AUFGABE A — Schreibe die Einträge vom Anfang bis einschließlich der Zeile mit „company-selector[interactable]: Evas hundpensionat“ unverändert ab.

TEXTAUSZUG —
Laut Fernsehbericht wurde der Telegram-Kanal Nexta von Warschau gesponsert. Das hätten die Besitzer von Nexta erzählt. „Ihre Arbeit wurde in Weißrussland als extremistisch eingestuft, und sie selbst stehen auf der Terrorliste“, heißt es in Röpers Übersetzung weiter. Jetzt sitze Protasewtisch in Untersuchungshaft. Ihm drohen Verfahren wegen Aufstachelung zum Hass, Organisation von Unruhen und grober Verletzung der öffentlichen Ordnung. Der Bericht endet mit den Worten: „Entgegen den Aussagen der lokalen Opposition droht ihm nicht die Todesstrafe, sondern 15 Jahre Gefängnis.“

Auch der Leiter des belarussischen Journalistenverbandes, Andrei Kriwoschejew, teilte in einem „RT“-Interview mit, dass Protasewitsch keine Todesstrafe droht, die Höchststrafe betrage 15 Jahre Gefängnis.

Die Solidarität mit dem 26-jährigen Protasewitsch ist riesig. Journalistenverbände und Politiker aus aller Welt fordern seine sofortige Freilassung. Am Flughafen in Vilnius, wo die Ryanair-Maschine am Sonntag (23. Mai) mit mehreren Stunden Verspätung eintraf, warteten dutzende Unterstützer der belarussischen Opposition. Einige hielten Schilder in die Höhe: „Ich bin/Wir sind Protasewitsch“ stand auf ihnen, auf einem war auch zu lesen: „Ryanair, wo ist Roman?“

Der Vorfall rund um Prostasewitsch erregte internationales Aufsehen. In einem EU-Sondergipfel wurden inzwischen Sanktionen gegen Weißrussland beschlossen. Demnach sollen belarussische Fluggesellschaften nicht mehr den Luftraum und die Flughäfen der EU nutzen dürfen. Fluggesellschaften mit Sitz in der EU werden aufgefordert, den Luftraum über Belarus zu meiden. Zudem werde eine Untersuchung durch die Internationale Zivilluftfahrt-Organisation eingeleitet.

VORLIEGENDE EINTRÄGE —
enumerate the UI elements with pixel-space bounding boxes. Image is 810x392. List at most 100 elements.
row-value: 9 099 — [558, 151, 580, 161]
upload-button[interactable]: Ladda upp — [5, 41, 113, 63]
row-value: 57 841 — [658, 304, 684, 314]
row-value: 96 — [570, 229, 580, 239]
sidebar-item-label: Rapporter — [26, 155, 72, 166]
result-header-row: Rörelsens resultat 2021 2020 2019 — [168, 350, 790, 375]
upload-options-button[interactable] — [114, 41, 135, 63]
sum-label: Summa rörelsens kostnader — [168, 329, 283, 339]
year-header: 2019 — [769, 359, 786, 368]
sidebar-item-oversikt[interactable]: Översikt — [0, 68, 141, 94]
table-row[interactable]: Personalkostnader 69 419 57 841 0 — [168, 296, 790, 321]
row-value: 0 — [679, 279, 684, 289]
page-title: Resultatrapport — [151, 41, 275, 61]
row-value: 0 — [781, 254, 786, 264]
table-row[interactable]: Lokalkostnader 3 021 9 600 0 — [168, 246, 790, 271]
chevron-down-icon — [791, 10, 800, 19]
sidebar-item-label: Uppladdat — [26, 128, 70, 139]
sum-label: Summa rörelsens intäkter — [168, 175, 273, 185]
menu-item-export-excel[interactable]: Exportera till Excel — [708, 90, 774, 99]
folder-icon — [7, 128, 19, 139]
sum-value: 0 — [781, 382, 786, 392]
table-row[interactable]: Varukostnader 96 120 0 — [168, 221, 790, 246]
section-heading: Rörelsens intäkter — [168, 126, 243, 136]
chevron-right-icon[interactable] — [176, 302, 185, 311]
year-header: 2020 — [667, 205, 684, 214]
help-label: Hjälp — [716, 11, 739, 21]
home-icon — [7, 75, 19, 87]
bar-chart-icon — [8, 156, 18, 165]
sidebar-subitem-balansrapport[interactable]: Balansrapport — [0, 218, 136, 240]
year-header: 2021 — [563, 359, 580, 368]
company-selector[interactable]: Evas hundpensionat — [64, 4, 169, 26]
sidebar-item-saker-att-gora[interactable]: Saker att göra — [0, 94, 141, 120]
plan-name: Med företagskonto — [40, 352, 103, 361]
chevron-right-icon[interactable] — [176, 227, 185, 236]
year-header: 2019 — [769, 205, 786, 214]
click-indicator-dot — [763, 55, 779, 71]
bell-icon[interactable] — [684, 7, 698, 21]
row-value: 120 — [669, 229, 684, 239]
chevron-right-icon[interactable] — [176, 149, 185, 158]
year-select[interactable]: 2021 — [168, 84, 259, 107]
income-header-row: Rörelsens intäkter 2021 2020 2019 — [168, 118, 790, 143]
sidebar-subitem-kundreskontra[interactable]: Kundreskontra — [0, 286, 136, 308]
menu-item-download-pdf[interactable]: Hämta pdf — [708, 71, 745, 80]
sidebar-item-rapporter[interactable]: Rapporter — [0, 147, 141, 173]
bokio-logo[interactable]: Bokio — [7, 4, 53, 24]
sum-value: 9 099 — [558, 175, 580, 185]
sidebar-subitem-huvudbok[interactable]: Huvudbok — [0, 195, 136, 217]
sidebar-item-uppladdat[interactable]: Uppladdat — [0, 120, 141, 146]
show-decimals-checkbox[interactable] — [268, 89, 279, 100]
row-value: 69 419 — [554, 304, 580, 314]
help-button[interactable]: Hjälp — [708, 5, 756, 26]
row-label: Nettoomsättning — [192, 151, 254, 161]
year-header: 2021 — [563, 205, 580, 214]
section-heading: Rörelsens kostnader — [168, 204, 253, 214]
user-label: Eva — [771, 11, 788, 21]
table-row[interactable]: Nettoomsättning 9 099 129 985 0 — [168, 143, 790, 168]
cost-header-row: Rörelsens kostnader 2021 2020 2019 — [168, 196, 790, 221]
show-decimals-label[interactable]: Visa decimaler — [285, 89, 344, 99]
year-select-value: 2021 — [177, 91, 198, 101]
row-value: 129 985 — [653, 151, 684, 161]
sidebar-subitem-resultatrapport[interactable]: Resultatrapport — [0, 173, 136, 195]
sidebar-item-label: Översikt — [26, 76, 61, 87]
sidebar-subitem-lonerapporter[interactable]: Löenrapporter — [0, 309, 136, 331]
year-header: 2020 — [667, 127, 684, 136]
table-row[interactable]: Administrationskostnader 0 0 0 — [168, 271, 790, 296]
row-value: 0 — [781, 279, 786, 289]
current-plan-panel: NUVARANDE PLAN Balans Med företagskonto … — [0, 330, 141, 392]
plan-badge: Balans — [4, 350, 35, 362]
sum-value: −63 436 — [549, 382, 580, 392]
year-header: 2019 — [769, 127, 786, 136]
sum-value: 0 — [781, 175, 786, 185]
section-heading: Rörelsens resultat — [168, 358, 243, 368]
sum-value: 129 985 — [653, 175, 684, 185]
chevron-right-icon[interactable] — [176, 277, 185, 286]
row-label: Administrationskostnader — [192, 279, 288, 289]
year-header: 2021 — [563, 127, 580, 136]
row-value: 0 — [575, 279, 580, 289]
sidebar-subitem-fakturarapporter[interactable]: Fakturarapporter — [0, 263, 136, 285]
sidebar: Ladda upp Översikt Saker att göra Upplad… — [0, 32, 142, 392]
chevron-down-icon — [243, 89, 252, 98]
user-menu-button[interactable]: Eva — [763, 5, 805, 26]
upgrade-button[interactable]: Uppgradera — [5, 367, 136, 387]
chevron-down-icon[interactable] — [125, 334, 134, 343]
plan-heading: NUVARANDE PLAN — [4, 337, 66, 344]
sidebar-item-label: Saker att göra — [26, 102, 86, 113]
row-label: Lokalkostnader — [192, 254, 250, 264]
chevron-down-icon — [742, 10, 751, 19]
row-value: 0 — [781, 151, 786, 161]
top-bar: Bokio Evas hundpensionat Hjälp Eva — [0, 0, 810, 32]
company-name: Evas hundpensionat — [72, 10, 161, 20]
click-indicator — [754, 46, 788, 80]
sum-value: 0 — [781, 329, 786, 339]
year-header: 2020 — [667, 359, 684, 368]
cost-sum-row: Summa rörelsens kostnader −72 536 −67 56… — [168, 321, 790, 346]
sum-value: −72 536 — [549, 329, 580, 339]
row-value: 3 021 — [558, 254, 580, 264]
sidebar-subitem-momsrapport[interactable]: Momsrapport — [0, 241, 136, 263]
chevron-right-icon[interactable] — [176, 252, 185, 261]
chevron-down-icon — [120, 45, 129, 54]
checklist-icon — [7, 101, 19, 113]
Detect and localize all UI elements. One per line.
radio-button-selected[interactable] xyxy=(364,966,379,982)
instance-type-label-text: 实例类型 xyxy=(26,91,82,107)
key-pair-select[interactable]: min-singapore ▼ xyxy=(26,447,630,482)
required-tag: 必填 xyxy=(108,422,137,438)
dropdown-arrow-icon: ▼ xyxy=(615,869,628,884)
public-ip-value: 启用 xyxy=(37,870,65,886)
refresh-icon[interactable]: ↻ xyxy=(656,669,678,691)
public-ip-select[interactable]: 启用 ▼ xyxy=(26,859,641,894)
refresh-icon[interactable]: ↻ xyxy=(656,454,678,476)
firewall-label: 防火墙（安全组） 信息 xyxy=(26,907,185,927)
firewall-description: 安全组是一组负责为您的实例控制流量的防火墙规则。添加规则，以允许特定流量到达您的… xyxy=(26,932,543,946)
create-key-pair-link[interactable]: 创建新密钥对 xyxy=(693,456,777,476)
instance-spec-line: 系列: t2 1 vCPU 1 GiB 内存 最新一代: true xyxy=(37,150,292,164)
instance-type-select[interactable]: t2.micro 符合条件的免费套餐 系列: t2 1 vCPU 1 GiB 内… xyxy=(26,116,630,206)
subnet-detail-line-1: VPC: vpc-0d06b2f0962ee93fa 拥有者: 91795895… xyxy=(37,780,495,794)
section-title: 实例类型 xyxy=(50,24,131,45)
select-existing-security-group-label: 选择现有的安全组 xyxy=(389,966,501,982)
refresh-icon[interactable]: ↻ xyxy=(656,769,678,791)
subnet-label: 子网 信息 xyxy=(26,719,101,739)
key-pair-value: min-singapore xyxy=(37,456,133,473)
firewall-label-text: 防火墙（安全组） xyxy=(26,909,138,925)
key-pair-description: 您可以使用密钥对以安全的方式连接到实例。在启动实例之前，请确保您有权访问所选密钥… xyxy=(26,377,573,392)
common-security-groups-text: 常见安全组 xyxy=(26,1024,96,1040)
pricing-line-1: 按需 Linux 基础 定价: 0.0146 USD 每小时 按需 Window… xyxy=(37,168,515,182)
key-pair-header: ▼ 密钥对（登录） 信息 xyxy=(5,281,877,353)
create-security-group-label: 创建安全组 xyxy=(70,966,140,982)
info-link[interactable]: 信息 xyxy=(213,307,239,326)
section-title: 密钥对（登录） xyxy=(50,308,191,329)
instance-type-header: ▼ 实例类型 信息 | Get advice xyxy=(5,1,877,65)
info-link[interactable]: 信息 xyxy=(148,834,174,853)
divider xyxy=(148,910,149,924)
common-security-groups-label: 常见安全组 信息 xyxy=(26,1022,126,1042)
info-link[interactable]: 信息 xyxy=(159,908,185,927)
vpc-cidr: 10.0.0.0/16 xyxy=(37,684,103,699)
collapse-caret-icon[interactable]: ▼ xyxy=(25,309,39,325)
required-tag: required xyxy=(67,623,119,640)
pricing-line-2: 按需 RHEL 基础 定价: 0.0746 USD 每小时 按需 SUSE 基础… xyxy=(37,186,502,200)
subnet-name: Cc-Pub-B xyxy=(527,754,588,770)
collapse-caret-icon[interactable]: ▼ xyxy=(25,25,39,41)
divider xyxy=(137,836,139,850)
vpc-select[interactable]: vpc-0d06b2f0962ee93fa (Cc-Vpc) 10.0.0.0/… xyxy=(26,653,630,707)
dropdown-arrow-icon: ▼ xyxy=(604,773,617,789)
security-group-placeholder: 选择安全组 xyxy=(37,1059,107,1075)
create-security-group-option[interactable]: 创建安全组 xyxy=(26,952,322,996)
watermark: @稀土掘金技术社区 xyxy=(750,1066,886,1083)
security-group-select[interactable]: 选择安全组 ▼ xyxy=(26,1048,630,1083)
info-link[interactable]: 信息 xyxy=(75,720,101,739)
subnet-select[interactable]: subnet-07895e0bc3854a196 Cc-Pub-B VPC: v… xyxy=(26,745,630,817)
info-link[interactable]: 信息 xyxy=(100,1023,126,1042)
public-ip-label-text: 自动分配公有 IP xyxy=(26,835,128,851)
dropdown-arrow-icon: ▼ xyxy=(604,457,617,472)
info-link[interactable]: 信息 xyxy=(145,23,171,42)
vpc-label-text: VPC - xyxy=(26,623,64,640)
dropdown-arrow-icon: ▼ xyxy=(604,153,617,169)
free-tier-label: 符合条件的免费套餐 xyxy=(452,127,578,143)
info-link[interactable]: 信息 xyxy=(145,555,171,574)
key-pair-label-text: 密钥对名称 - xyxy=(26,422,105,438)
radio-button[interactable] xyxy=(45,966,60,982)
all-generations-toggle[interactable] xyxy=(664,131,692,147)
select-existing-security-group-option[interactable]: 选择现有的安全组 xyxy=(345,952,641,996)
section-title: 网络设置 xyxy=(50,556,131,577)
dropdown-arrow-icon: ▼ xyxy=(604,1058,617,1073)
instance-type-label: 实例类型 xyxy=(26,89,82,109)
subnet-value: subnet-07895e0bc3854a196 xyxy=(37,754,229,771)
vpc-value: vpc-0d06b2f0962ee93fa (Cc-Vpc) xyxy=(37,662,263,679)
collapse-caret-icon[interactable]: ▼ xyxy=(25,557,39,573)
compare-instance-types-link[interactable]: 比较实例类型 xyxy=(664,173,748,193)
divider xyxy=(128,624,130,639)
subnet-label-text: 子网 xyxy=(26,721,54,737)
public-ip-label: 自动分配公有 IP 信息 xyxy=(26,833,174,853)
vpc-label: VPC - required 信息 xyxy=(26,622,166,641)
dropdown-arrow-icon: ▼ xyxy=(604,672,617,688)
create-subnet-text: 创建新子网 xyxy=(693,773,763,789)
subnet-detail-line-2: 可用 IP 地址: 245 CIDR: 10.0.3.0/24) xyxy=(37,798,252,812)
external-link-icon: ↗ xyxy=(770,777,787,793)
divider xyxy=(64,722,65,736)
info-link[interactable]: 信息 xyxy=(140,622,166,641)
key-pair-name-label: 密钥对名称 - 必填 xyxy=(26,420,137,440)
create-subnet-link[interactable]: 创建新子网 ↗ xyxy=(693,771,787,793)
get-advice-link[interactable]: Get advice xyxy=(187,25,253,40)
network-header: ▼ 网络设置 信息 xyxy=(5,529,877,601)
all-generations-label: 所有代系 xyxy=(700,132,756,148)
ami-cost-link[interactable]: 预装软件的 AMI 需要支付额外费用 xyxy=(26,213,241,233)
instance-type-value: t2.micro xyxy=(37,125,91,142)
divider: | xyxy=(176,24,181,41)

AUFGABE B — Entnimm dem Textauszug wortgetreu die Passage von „Der Vorfall rund“ bis „Internationale Zivilluftfahrt-Organisation eingeleitet.“.

ERGEBNIS A —
enumerate the UI elements with pixel-space bounding boxes. Image is 810x392. List at most 100 elements.
row-value: 9 099 — [558, 151, 580, 161]
upload-button[interactable]: Ladda upp — [5, 41, 113, 63]
row-value: 57 841 — [658, 304, 684, 314]
row-value: 96 — [570, 229, 580, 239]
sidebar-item-label: Rapporter — [26, 155, 72, 166]
result-header-row: Rörelsens resultat 2021 2020 2019 — [168, 350, 790, 375]
upload-options-button[interactable] — [114, 41, 135, 63]
sum-label: Summa rörelsens kostnader — [168, 329, 283, 339]
year-header: 2019 — [769, 359, 786, 368]
sidebar-item-oversikt[interactable]: Översikt — [0, 68, 141, 94]
table-row[interactable]: Personalkostnader 69 419 57 841 0 — [168, 296, 790, 321]
row-value: 0 — [679, 279, 684, 289]
page-title: Resultatrapport — [151, 41, 275, 61]
row-value: 0 — [781, 254, 786, 264]
table-row[interactable]: Lokalkostnader 3 021 9 600 0 — [168, 246, 790, 271]
chevron-down-icon — [791, 10, 800, 19]
sidebar-item-label: Uppladdat — [26, 128, 70, 139]
sum-label: Summa rörelsens intäkter — [168, 175, 273, 185]
menu-item-export-excel[interactable]: Exportera till Excel — [708, 90, 774, 99]
folder-icon — [7, 128, 19, 139]
sum-value: 0 — [781, 382, 786, 392]
table-row[interactable]: Varukostnader 96 120 0 — [168, 221, 790, 246]
section-heading: Rörelsens intäkter — [168, 126, 243, 136]
chevron-right-icon[interactable] — [176, 302, 185, 311]
year-header: 2020 — [667, 205, 684, 214]
help-label: Hjälp — [716, 11, 739, 21]
home-icon — [7, 75, 19, 87]
bar-chart-icon — [8, 156, 18, 165]
sidebar-subitem-balansrapport[interactable]: Balansrapport — [0, 218, 136, 240]
year-header: 2021 — [563, 359, 580, 368]
company-selector[interactable]: Evas hundpensionat — [64, 4, 169, 26]

ERGEBNIS B —
Der Vorfall rund um Prostasewitsch erregte internationales Aufsehen. In einem EU-Sondergipfel wurden inzwischen Sanktionen gegen Weißrussland beschlossen. Demnach sollen belarussische Fluggesellschaften nicht mehr den Luftraum und die Flughäfen der EU nutzen dürfen. Fluggesellschaften mit Sitz in der EU werden aufgefordert, den Luftraum über Belarus zu meiden. Zudem werde eine Untersuchung durch die Internationale Zivilluftfahrt-Organisation eingeleitet.